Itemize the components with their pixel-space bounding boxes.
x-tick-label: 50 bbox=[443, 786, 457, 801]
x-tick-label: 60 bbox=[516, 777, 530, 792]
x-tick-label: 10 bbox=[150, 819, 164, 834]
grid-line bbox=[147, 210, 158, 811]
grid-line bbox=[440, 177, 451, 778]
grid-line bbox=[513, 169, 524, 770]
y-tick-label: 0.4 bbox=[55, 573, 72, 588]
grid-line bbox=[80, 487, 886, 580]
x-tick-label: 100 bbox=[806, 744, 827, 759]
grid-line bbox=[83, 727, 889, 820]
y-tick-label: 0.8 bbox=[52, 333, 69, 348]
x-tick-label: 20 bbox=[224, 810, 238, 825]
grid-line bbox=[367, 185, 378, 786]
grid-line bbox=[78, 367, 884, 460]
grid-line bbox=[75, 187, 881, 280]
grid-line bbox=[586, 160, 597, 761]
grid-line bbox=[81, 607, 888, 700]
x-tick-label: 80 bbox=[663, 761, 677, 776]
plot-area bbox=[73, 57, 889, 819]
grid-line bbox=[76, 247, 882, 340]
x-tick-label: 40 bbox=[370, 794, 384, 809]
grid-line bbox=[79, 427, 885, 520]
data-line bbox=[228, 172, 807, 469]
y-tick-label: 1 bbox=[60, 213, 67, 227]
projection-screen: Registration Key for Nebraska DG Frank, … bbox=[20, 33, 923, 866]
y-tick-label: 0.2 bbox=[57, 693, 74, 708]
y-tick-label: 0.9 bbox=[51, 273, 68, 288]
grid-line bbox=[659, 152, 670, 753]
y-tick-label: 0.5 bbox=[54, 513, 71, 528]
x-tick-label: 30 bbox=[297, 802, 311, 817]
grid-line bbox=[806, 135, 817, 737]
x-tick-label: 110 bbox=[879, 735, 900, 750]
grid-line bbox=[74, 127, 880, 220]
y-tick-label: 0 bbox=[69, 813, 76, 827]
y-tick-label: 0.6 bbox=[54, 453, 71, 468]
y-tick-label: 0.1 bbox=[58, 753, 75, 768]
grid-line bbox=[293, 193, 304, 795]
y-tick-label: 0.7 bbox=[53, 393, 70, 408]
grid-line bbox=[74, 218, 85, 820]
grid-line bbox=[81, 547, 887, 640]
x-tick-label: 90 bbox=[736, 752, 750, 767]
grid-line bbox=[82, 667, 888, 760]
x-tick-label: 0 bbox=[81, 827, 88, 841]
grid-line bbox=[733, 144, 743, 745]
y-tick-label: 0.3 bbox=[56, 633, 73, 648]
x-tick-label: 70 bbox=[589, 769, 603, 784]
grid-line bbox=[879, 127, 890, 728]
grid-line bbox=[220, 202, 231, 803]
┄┄┄┄┄┄
Por hacer →
¿Puedes transcribir, sin cambiar nada, todas las líneas del listado anterior?

Respuesta del ejercicio →
Itemize the components with their pixel-space bounding boxes.
x-tick-label: 50 bbox=[443, 786, 457, 801]
x-tick-label: 60 bbox=[516, 777, 530, 792]
x-tick-label: 10 bbox=[150, 819, 164, 834]
grid-line bbox=[147, 210, 158, 811]
grid-line bbox=[440, 177, 451, 778]
grid-line bbox=[513, 169, 524, 770]
y-tick-label: 0.4 bbox=[55, 573, 72, 588]
grid-line bbox=[80, 487, 886, 580]
x-tick-label: 100 bbox=[806, 744, 827, 759]
grid-line bbox=[83, 727, 889, 820]
y-tick-label: 0.8 bbox=[52, 333, 69, 348]
x-tick-label: 20 bbox=[224, 810, 238, 825]
grid-line bbox=[367, 185, 378, 786]
grid-line bbox=[78, 367, 884, 460]
grid-line bbox=[75, 187, 881, 280]
grid-line bbox=[586, 160, 597, 761]
grid-line bbox=[81, 607, 888, 700]
x-tick-label: 80 bbox=[663, 761, 677, 776]
plot-area bbox=[73, 57, 889, 819]
grid-line bbox=[76, 247, 882, 340]
x-tick-label: 40 bbox=[370, 794, 384, 809]
grid-line bbox=[79, 427, 885, 520]
data-line bbox=[228, 172, 807, 469]
y-tick-label: 1 bbox=[60, 213, 67, 227]
projection-screen: Registration Key for Nebraska DG Frank, … bbox=[20, 33, 923, 866]
y-tick-label: 0.2 bbox=[57, 693, 74, 708]
y-tick-label: 0.9 bbox=[51, 273, 68, 288]
grid-line bbox=[659, 152, 670, 753]
y-tick-label: 0.5 bbox=[54, 513, 71, 528]
x-tick-label: 30 bbox=[297, 802, 311, 817]
grid-line bbox=[806, 135, 817, 737]
x-tick-label: 110 bbox=[879, 735, 900, 750]
grid-line bbox=[74, 127, 880, 220]
y-tick-label: 0 bbox=[69, 813, 76, 827]
y-tick-label: 0.6 bbox=[54, 453, 71, 468]
y-tick-label: 0.1 bbox=[58, 753, 75, 768]
grid-line bbox=[293, 193, 304, 795]
y-tick-label: 0.7 bbox=[53, 393, 70, 408]
grid-line bbox=[74, 218, 85, 820]
grid-line bbox=[81, 547, 887, 640]
x-tick-label: 90 bbox=[736, 752, 750, 767]
grid-line bbox=[82, 667, 888, 760]
x-tick-label: 0 bbox=[81, 827, 88, 841]
grid-line bbox=[733, 144, 743, 745]
y-tick-label: 0.3 bbox=[56, 633, 73, 648]
x-tick-label: 70 bbox=[589, 769, 603, 784]
grid-line bbox=[879, 127, 890, 728]
grid-line bbox=[220, 202, 231, 803]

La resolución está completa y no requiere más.